__EXERCISE DIRECTIONS__. All entries below need to be written out exactly, but without their pictures.

__RECORDED DATA__.
** Begin **
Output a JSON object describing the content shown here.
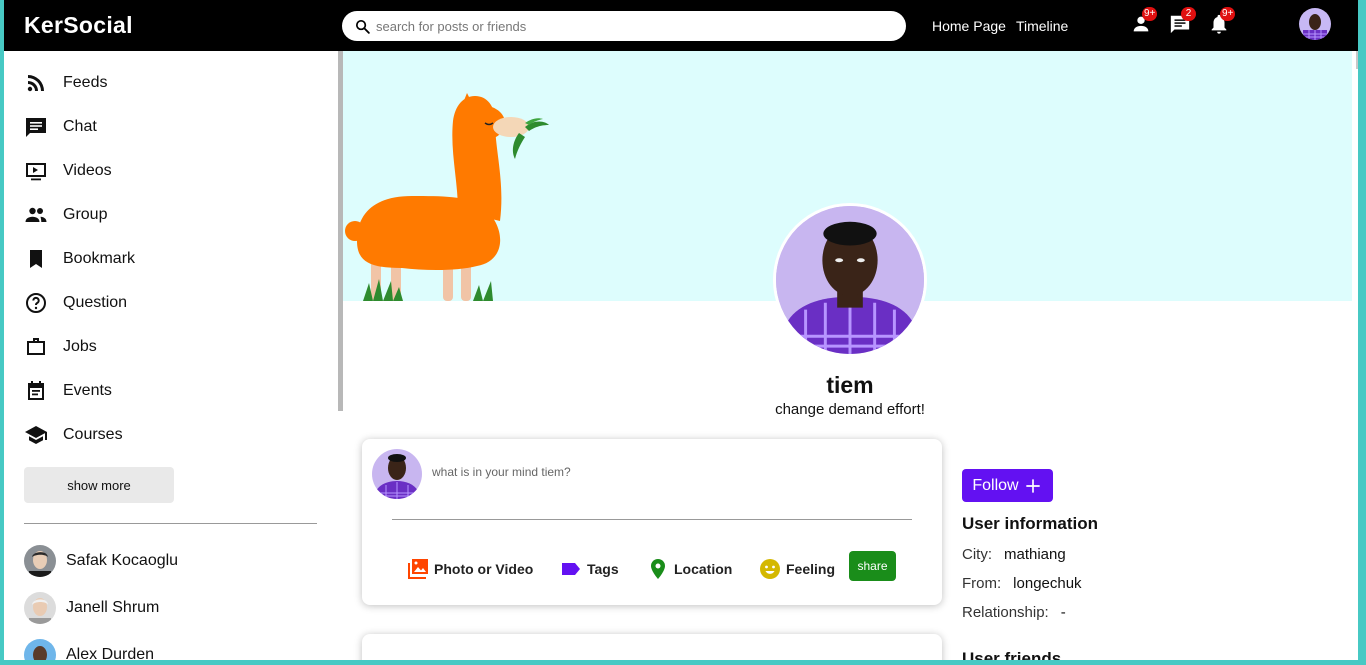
{
  "app": {
    "logo": "KerSocial"
  },
  "search": {
    "placeholder": "search for posts or friends"
  },
  "topnav": {
    "links": [
      "Home Page",
      "Timeline"
    ],
    "icons": [
      {
        "name": "person-icon",
        "badge": "9+"
      },
      {
        "name": "chat-icon",
        "badge": "2"
      },
      {
        "name": "notifications-icon",
        "badge": "9+"
      }
    ]
  },
  "sidebar": {
    "items": [
      {
        "icon": "rss-feed-icon",
        "label": "Feeds"
      },
      {
        "icon": "chat-icon",
        "label": "Chat"
      },
      {
        "icon": "play-circle-icon",
        "label": "Videos"
      },
      {
        "icon": "group-icon",
        "label": "Group"
      },
      {
        "icon": "bookmark-icon",
        "label": "Bookmark"
      },
      {
        "icon": "help-icon",
        "label": "Question"
      },
      {
        "icon": "work-icon",
        "label": "Jobs"
      },
      {
        "icon": "event-icon",
        "label": "Events"
      },
      {
        "icon": "school-icon",
        "label": "Courses"
      }
    ],
    "show_more": "show more",
    "friends": [
      "Safak Kocaoglu",
      "Janell Shrum",
      "Alex Durden"
    ]
  },
  "profile": {
    "name": "tiem",
    "bio": "change demand effort!"
  },
  "share": {
    "placeholder": "what is in your mind tiem?",
    "options": [
      {
        "icon": "perm-media-icon",
        "label": "Photo or Video",
        "color": "#ff4500"
      },
      {
        "icon": "label-icon",
        "label": "Tags",
        "color": "#6311f2"
      },
      {
        "icon": "room-icon",
        "label": "Location",
        "color": "#1a8d1a"
      },
      {
        "icon": "emoji-emotions-icon",
        "label": "Feeling",
        "color": "#d4b800"
      }
    ],
    "button": "share"
  },
  "userinfo": {
    "follow": "Follow",
    "title": "User information",
    "rows": [
      {
        "key": "City:",
        "value": "mathiang"
      },
      {
        "key": "From:",
        "value": "longechuk"
      },
      {
        "key": "Relationship:",
        "value": "-"
      }
    ],
    "friends_title": "User friends"
  },
  "colors": {
    "topbar": "#000000",
    "accent": "#6311f2",
    "cover": "#ddfdfd",
    "share": "#1a8d1a"
  }
}
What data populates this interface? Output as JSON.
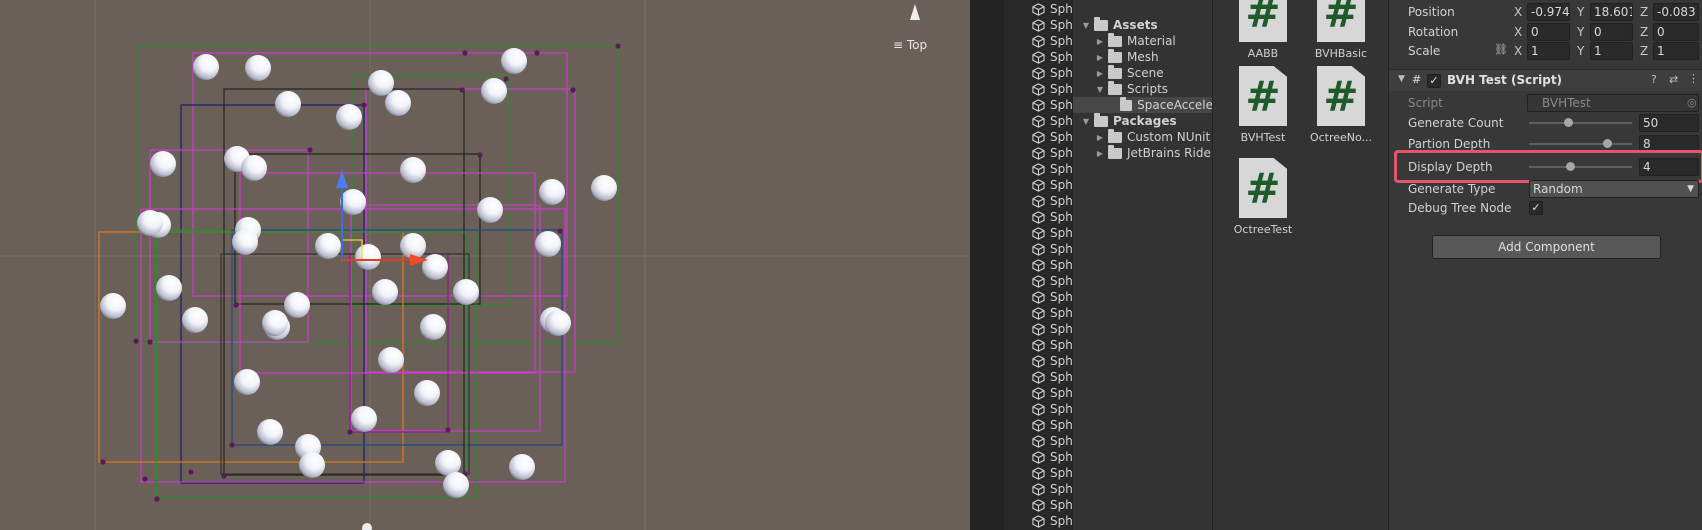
{
  "scene": {
    "view_label": "Top",
    "colors": {
      "background": "#6b6058"
    }
  },
  "hierarchy": {
    "item_label": "Sph",
    "item_count": 33
  },
  "project": {
    "tree": [
      {
        "label": "Assets",
        "bold": true,
        "expanded": true,
        "indent": 0
      },
      {
        "label": "Material",
        "bold": false,
        "expanded": false,
        "indent": 1
      },
      {
        "label": "Mesh",
        "bold": false,
        "expanded": false,
        "indent": 1
      },
      {
        "label": "Scene",
        "bold": false,
        "expanded": false,
        "indent": 1
      },
      {
        "label": "Scripts",
        "bold": false,
        "expanded": true,
        "indent": 1
      },
      {
        "label": "SpaceAccele",
        "bold": false,
        "expanded": null,
        "indent": 2,
        "selected": true
      },
      {
        "label": "Packages",
        "bold": true,
        "expanded": true,
        "indent": 0
      },
      {
        "label": "Custom NUnit",
        "bold": false,
        "expanded": false,
        "indent": 1
      },
      {
        "label": "JetBrains Rider",
        "bold": false,
        "expanded": false,
        "indent": 1
      }
    ]
  },
  "assets": {
    "items": [
      {
        "label": "AABB",
        "icon": "script-icon"
      },
      {
        "label": "BVHBasic",
        "icon": "script-icon"
      },
      {
        "label": "BVHTest",
        "icon": "script-icon"
      },
      {
        "label": "OctreeNo...",
        "icon": "script-icon"
      },
      {
        "label": "OctreeTest",
        "icon": "script-icon"
      }
    ],
    "icon_glyph": "#"
  },
  "inspector": {
    "transform": {
      "position_label": "Position",
      "rotation_label": "Rotation",
      "scale_label": "Scale",
      "axes": [
        "X",
        "Y",
        "Z"
      ],
      "position": [
        "-0.974",
        "18.6019",
        "-0.083"
      ],
      "rotation": [
        "0",
        "0",
        "0"
      ],
      "scale": [
        "1",
        "1",
        "1"
      ]
    },
    "component": {
      "title": "BVH Test (Script)",
      "enabled": true,
      "script_label": "Script",
      "script_value": "BVHTest",
      "generate_count_label": "Generate Count",
      "generate_count_value": "50",
      "generate_count_level": 0.38,
      "partion_depth_label": "Partion Depth",
      "partion_depth_value": "8",
      "partion_depth_level": 0.76,
      "display_depth_label": "Display Depth",
      "display_depth_value": "4",
      "display_depth_level": 0.4,
      "generate_type_label": "Generate Type",
      "generate_type_value": "Random",
      "debug_tree_node_label": "Debug Tree Node",
      "debug_tree_node_checked": true,
      "add_component_label": "Add Component"
    },
    "colors": {
      "highlight": "#e2576a"
    }
  }
}
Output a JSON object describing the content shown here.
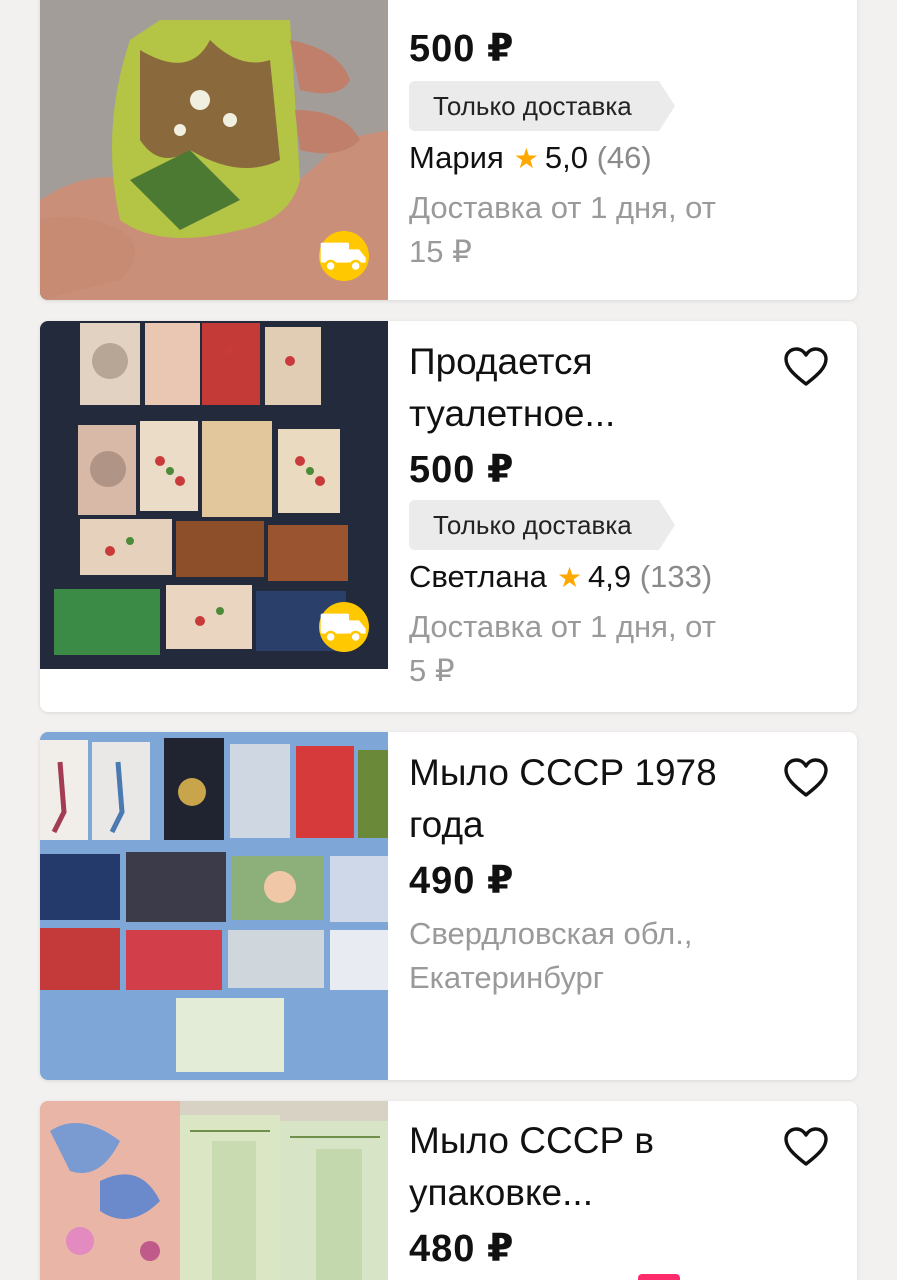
{
  "listings": [
    {
      "price": "500 ₽",
      "badge": "Только доставка",
      "seller": "Мария",
      "rating": "5,0",
      "reviews": "(46)",
      "delivery_line1": "Доставка от 1 дня, от",
      "delivery_line2": "15 ₽"
    },
    {
      "title_line1": "Продается",
      "title_line2": "туалетное...",
      "price": "500 ₽",
      "badge": "Только доставка",
      "seller": "Светлана",
      "rating": "4,9",
      "reviews": "(133)",
      "delivery_line1": "Доставка от 1 дня, от",
      "delivery_line2": "5 ₽"
    },
    {
      "title_line1": "Мыло СССР 1978",
      "title_line2": "года",
      "price": "490 ₽",
      "location_line1": "Свердловская обл.,",
      "location_line2": "Екатеринбург"
    },
    {
      "title_line1": "Мыло СССР в",
      "title_line2": "упаковке...",
      "price": "480 ₽"
    }
  ],
  "icons": {
    "favorite": "heart-outline-icon",
    "delivery": "truck-icon",
    "rating": "star-icon"
  },
  "colors": {
    "accent_yellow": "#ffc800",
    "star": "#ffa800",
    "badge_bg": "#ebebeb",
    "muted_text": "#9a9a9a"
  }
}
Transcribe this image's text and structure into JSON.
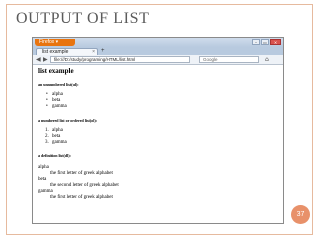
** End **
__SOLUTION TO THE PROBLEM__.
Output a JSON object describing the content shown here.
{
  "app": {
    "logo": "KerSocial"
  },
  "search": {
    "placeholder": "search for posts or friends"
  },
  "topnav": {
    "links": [
      "Home Page",
      "Timeline"
    ],
    "icons": [
      {
        "name": "person-icon",
        "badge": "9+"
      },
      {
        "name": "chat-icon",
        "badge": "2"
      },
      {
        "name": "notifications-icon",
        "badge": "9+"
      }
    ]
  },
  "sidebar": {
    "items": [
      {
        "icon": "rss-feed-icon",
        "label": "Feeds"
      },
      {
        "icon": "chat-icon",
        "label": "Chat"
      },
      {
        "icon": "play-circle-icon",
        "label": "Videos"
      },
      {
        "icon": "group-icon",
        "label": "Group"
      },
      {
        "icon": "bookmark-icon",
        "label": "Bookmark"
      },
      {
        "icon": "help-icon",
        "label": "Question"
      },
      {
        "icon": "work-icon",
        "label": "Jobs"
      },
      {
        "icon": "event-icon",
        "label": "Events"
      },
      {
        "icon": "school-icon",
        "label": "Courses"
      }
    ],
    "show_more": "show more",
    "friends": [
      "Safak Kocaoglu",
      "Janell Shrum",
      "Alex Durden"
    ]
  },
  "profile": {
    "name": "tiem",
    "bio": "change demand effort!"
  },
  "share": {
    "placeholder": "what is in your mind tiem?",
    "options": [
      {
        "icon": "perm-media-icon",
        "label": "Photo or Video",
        "color": "#ff4500"
      },
      {
        "icon": "label-icon",
        "label": "Tags",
        "color": "#6311f2"
      },
      {
        "icon": "room-icon",
        "label": "Location",
        "color": "#1a8d1a"
      },
      {
        "icon": "emoji-emotions-icon",
        "label": "Feeling",
        "color": "#d4b800"
      }
    ],
    "button": "share"
  },
  "userinfo": {
    "follow": "Follow",
    "title": "User information",
    "rows": [
      {
        "key": "City:",
        "value": "mathiang"
      },
      {
        "key": "From:",
        "value": "longechuk"
      },
      {
        "key": "Relationship:",
        "value": "-"
      }
    ],
    "friends_title": "User friends"
  },
  "colors": {
    "topbar": "#000000",
    "accent": "#6311f2",
    "cover": "#ddfdfd",
    "share": "#1a8d1a"
  }
}
What data populates this interface? Output as JSON.
{
  "scene": {
    "view_label": "Top",
    "colors": {
      "background": "#6b6058"
    }
  },
  "hierarchy": {
    "item_label": "Sph",
    "item_count": 33
  },
  "project": {
    "tree": [
      {
        "label": "Assets",
        "bold": true,
        "expanded": true,
        "indent": 0
      },
      {
        "label": "Material",
        "bold": false,
        "expanded": false,
        "indent": 1
      },
      {
        "label": "Mesh",
        "bold": false,
        "expanded": false,
        "indent": 1
      },
      {
        "label": "Scene",
        "bold": false,
        "expanded": false,
        "indent": 1
      },
      {
        "label": "Scripts",
        "bold": false,
        "expanded": true,
        "indent": 1
      },
      {
        "label": "SpaceAccele",
        "bold": false,
        "expanded": null,
        "indent": 2,
        "selected": true
      },
      {
        "label": "Packages",
        "bold": true,
        "expanded": true,
        "indent": 0
      },
      {
        "label": "Custom NUnit",
        "bold": false,
        "expanded": false,
        "indent": 1
      },
      {
        "label": "JetBrains Rider",
        "bold": false,
        "expanded": false,
        "indent": 1
      }
    ]
  },
  "assets": {
    "items": [
      {
        "label": "AABB",
        "icon": "script-icon"
      },
      {
        "label": "BVHBasic",
        "icon": "script-icon"
      },
      {
        "label": "BVHTest",
        "icon": "script-icon"
      },
      {
        "label": "OctreeNo...",
        "icon": "script-icon"
      },
      {
        "label": "OctreeTest",
        "icon": "script-icon"
      }
    ],
    "icon_glyph": "#"
  },
  "inspector": {
    "transform": {
      "position_label": "Position",
      "rotation_label": "Rotation",
      "scale_label": "Scale",
      "axes": [
        "X",
        "Y",
        "Z"
      ],
      "position": [
        "-0.974",
        "18.6019",
        "-0.083"
      ],
      "rotation": [
        "0",
        "0",
        "0"
      ],
      "scale": [
        "1",
        "1",
        "1"
      ]
    },
    "component": {
      "title": "BVH Test (Script)",
      "enabled": true,
      "script_label": "Script",
      "script_value": "BVHTest",
      "generate_count_label": "Generate Count",
      "generate_count_value": "50",
      "generate_count_level": 0.38,
      "partion_depth_label": "Partion Depth",
      "partion_depth_value": "8",
      "partion_depth_level": 0.76,
      "display_depth_label": "Display Depth",
      "display_depth_value": "4",
      "display_depth_level": 0.4,
      "generate_type_label": "Generate Type",
      "generate_type_value": "Random",
      "debug_tree_node_label": "Debug Tree Node",
      "debug_tree_node_checked": true,
      "add_component_label": "Add Component"
    },
    "colors": {
      "highlight": "#e2576a"
    }
  }
}
Output a JSON object describing the content shown here.
{
  "listings": [
    {
      "price": "500 ₽",
      "badge": "Только доставка",
      "seller": "Мария",
      "rating": "5,0",
      "reviews": "(46)",
      "delivery_line1": "Доставка от 1 дня, от",
      "delivery_line2": "15 ₽"
    },
    {
      "title_line1": "Продается",
      "title_line2": "туалетное...",
      "price": "500 ₽",
      "badge": "Только доставка",
      "seller": "Светлана",
      "rating": "4,9",
      "reviews": "(133)",
      "delivery_line1": "Доставка от 1 дня, от",
      "delivery_line2": "5 ₽"
    },
    {
      "title_line1": "Мыло СССР 1978",
      "title_line2": "года",
      "price": "490 ₽",
      "location_line1": "Свердловская обл.,",
      "location_line2": "Екатеринбург"
    },
    {
      "title_line1": "Мыло СССР в",
      "title_line2": "упаковке...",
      "price": "480 ₽"
    }
  ],
  "icons": {
    "favorite": "heart-outline-icon",
    "delivery": "truck-icon",
    "rating": "star-icon"
  },
  "colors": {
    "accent_yellow": "#ffc800",
    "star": "#ffa800",
    "badge_bg": "#ebebeb",
    "muted_text": "#9a9a9a"
  }
}
Transcribe this image's text and structure into JSON.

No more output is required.